[Records from a data collection]

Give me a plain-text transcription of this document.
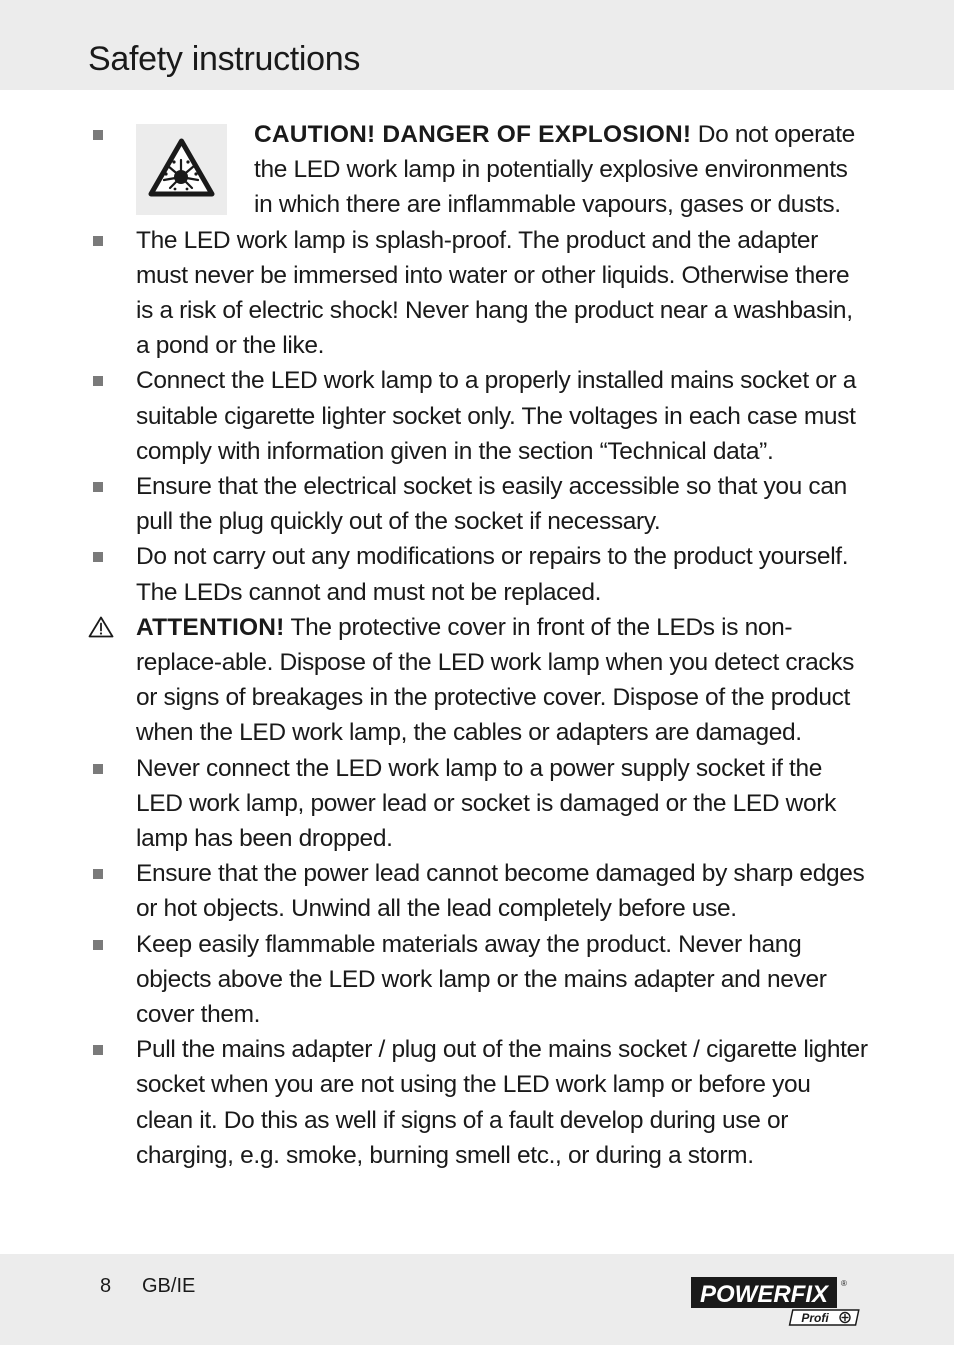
Safety instructions

CAUTION! DANGER OF EXPLOSION! Do not operate the LED work lamp in potentially explosive environments in which there are inflammable vapours, gases or dusts.

The LED work lamp is splash-proof. The product and the adapter must never be immersed into water or other liquids. Otherwise there is a risk of electric shock! Never hang the product near a washbasin, a pond or the like.

Connect the LED work lamp to a properly installed mains socket or a suitable cigarette lighter socket only. The voltages in each case must comply with information given in the section “Technical data”.

Ensure that the electrical socket is easily accessible so that you can pull the plug quickly out of the socket if necessary.

Do not carry out any modifications or repairs to the product yourself. The LEDs cannot and must not be replaced.

ATTENTION! The protective cover in front of the LEDs is non-replace-able. Dispose of the LED work lamp when you detect cracks or signs of breakages in the protective cover. Dispose of the product when the LED work lamp, the cables or adapters are damaged.

Never connect the LED work lamp to a power supply socket if the LED work lamp, power lead or socket is damaged or the LED work lamp has been dropped.

Ensure that the power lead cannot become damaged by sharp edges or hot objects. Unwind all the lead completely before use.

Keep easily flammable materials away the product. Never hang objects above the LED work lamp or the mains adapter and never cover them.

Pull the mains adapter / plug out of the mains socket / cigarette lighter socket when you are not using the LED work lamp or before you clean it. Do this as well if signs of a fault develop during use or charging, e.g. smoke, burning smell etc., or during a storm.

8 GB/IE	POWERFIX ®
Profi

YOUR GOAL
Exactly reproduce the entries above, minus the pictures.

RESPONSE FOR THIS EXERCISE
Give me a plain-text transcription of this document.
Safety instructions

CAUTION! DANGER OF EXPLOSION! Do not operate the LED work lamp in potentially explosive environments in which there are inflammable vapours, gases or dusts.

The LED work lamp is splash-proof. The product and the adapter must never be immersed into water or other liquids. Otherwise there is a risk of electric shock! Never hang the product near a washbasin, a pond or the like.

Connect the LED work lamp to a properly installed mains socket or a suitable cigarette lighter socket only. The voltages in each case must comply with information given in the section “Technical data”.

Ensure that the electrical socket is easily accessible so that you can pull the plug quickly out of the socket if necessary.

Do not carry out any modifications or repairs to the product yourself. The LEDs cannot and must not be replaced.

ATTENTION! The protective cover in front of the LEDs is non-replace-able. Dispose of the LED work lamp when you detect cracks or signs of breakages in the protective cover. Dispose of the product when the LED work lamp, the cables or adapters are damaged.

Never connect the LED work lamp to a power supply socket if the LED work lamp, power lead or socket is damaged or the LED work lamp has been dropped.

Ensure that the power lead cannot become damaged by sharp edges or hot objects. Unwind all the lead completely before use.

Keep easily flammable materials away the product. Never hang objects above the LED work lamp or the mains adapter and never cover them.

Pull the mains adapter / plug out of the mains socket / cigarette lighter socket when you are not using the LED work lamp or before you clean it. Do this as well if signs of a fault develop during use or charging, e.g. smoke, burning smell etc., or during a storm.

8 GB/IE	POWERFIX ®
Profi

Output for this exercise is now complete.